--- START OF RAW DATA ---

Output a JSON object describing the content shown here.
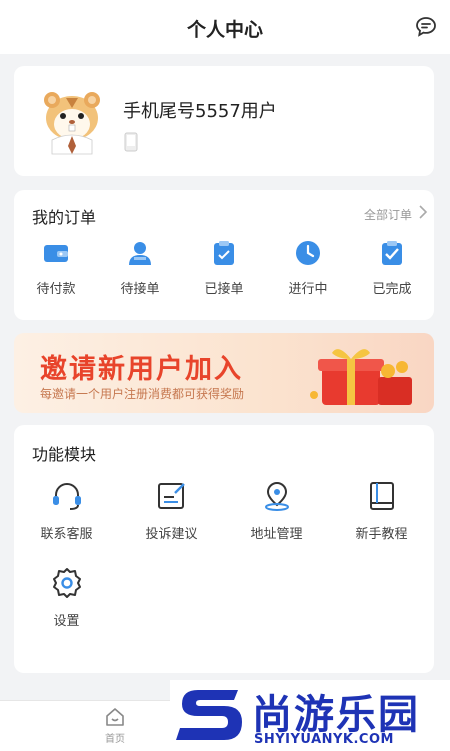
{
  "header": {
    "title": "个人中心",
    "message_icon": "chat-bubble-icon"
  },
  "profile": {
    "username": "手机尾号5557用户",
    "avatar_icon": "hamster-avatar",
    "phone_icon": "phone-icon"
  },
  "orders": {
    "title": "我的订单",
    "all_label": "全部订单",
    "items": [
      {
        "label": "待付款",
        "icon": "wallet-icon"
      },
      {
        "label": "待接单",
        "icon": "person-icon"
      },
      {
        "label": "已接单",
        "icon": "clipboard-icon"
      },
      {
        "label": "进行中",
        "icon": "clock-icon"
      },
      {
        "label": "已完成",
        "icon": "check-clipboard-icon"
      }
    ]
  },
  "banner": {
    "title": "邀请新用户加入",
    "subtitle": "每邀请一个用户注册消费都可获得奖励",
    "graphic": "gift-box-icon"
  },
  "modules": {
    "title": "功能模块",
    "items": [
      {
        "label": "联系客服",
        "icon": "headset-icon"
      },
      {
        "label": "投诉建议",
        "icon": "edit-note-icon"
      },
      {
        "label": "地址管理",
        "icon": "location-pin-icon"
      },
      {
        "label": "新手教程",
        "icon": "book-icon"
      },
      {
        "label": "设置",
        "icon": "gear-icon"
      }
    ]
  },
  "tabbar": {
    "home_label": "首页",
    "home_icon": "home-icon"
  },
  "watermark": {
    "name": "尚游乐园",
    "url": "SHYIYUANYK.COM"
  },
  "colors": {
    "accent": "#3a8ee6",
    "banner_text": "#e8442b",
    "watermark": "#1e33b5"
  }
}
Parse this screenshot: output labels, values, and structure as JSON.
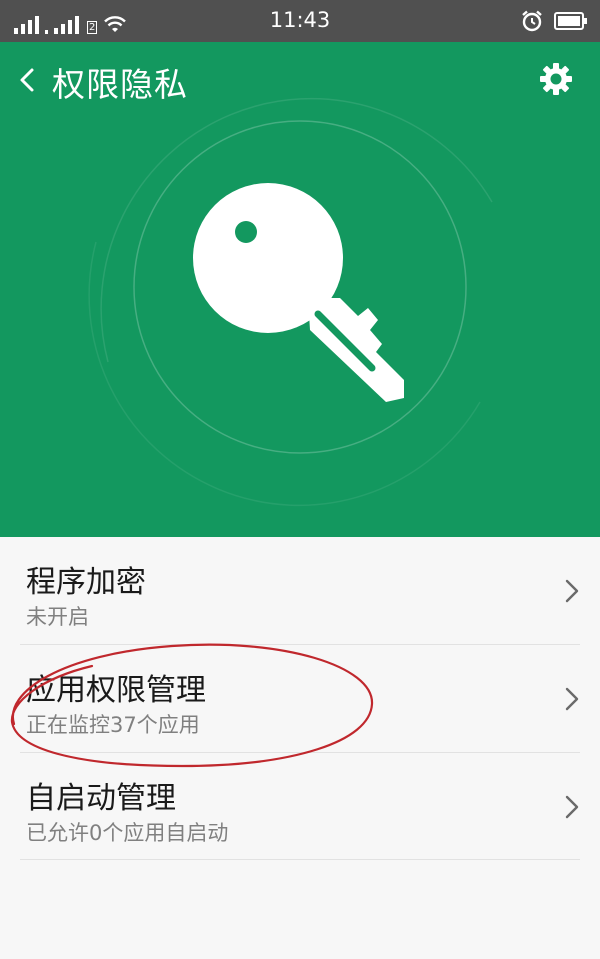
{
  "status_bar": {
    "time": "11:43",
    "sim_label": "2"
  },
  "header": {
    "title": "权限隐私",
    "back_icon": "chevron-left-icon",
    "settings_icon": "gear-icon",
    "hero_icon": "key-icon",
    "background_color": "#13985f"
  },
  "items": [
    {
      "title": "程序加密",
      "subtitle": "未开启"
    },
    {
      "title": "应用权限管理",
      "subtitle": "正在监控37个应用"
    },
    {
      "title": "自启动管理",
      "subtitle": "已允许0个应用自启动"
    }
  ],
  "annotation": {
    "shape": "ellipse",
    "color": "#c0282d",
    "target": "应用权限管理"
  }
}
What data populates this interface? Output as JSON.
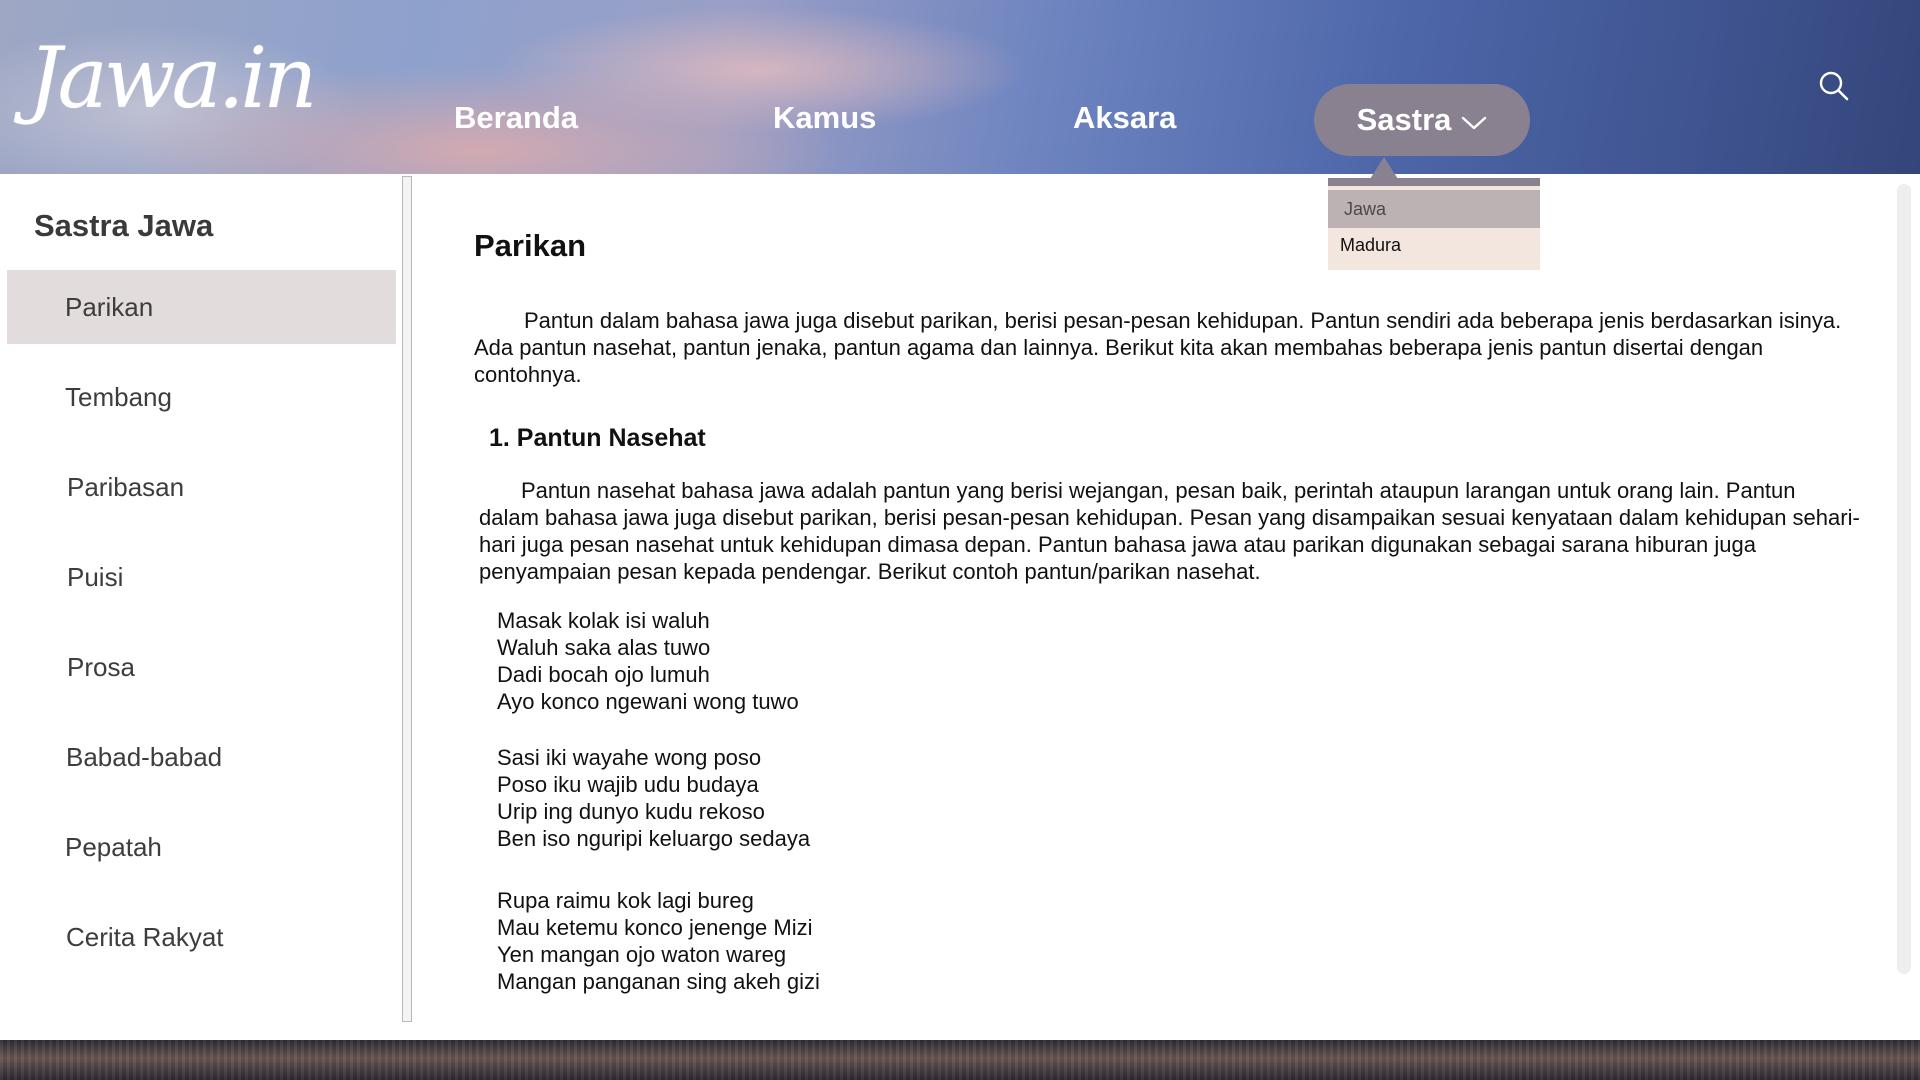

--- END OF RAW DATA ---

AIM: Read the data above and pull out each line that holds the string "this".

CORRECT ANSWER:
Parse this screenshot: output labels, values, and structure as JSON.
What data populates this interface? Output as JSON.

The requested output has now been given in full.